● **EXERCISE INSTRUCTIONS**: Using the listing below, please gather every line containing the word "hospitales".

● **Collected data**:
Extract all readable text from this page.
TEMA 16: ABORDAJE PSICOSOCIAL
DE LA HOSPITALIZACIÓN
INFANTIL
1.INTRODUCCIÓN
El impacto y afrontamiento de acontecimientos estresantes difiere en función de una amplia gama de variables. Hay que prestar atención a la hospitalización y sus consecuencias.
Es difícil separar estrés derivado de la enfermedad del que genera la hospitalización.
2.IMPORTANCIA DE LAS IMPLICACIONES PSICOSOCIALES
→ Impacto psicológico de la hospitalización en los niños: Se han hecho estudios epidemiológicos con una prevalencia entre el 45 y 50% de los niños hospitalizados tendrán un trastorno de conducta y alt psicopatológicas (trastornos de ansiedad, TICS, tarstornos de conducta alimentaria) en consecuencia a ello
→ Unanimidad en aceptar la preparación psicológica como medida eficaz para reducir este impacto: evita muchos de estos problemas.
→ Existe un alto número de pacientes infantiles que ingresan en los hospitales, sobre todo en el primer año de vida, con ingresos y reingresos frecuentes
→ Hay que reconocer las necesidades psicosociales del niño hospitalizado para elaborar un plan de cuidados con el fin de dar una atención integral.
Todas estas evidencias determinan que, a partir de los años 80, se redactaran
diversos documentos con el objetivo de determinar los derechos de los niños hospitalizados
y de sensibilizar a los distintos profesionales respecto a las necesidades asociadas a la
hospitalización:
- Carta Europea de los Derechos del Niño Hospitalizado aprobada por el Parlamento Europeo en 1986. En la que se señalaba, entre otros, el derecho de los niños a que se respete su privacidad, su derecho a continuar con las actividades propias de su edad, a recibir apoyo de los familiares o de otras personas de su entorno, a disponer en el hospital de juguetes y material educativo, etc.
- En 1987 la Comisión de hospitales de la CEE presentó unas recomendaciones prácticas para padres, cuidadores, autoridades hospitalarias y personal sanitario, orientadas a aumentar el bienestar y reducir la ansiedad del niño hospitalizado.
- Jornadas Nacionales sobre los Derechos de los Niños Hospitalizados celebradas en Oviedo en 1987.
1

● **SOLUTION TO THIS TASK**:
→ Existe un alto número de pacientes infantiles que ingresan en los hospitales, sobre todo en el primer año de vida, con ingresos y reingresos frecuentes
- En 1987 la Comisión de hospitales de la CEE presentó unas recomendaciones prácticas para padres, cuidadores, autoridades hospitalarias y personal sanitario, orientadas a aumentar el bienestar y reducir la ansiedad del niño hospitalizado.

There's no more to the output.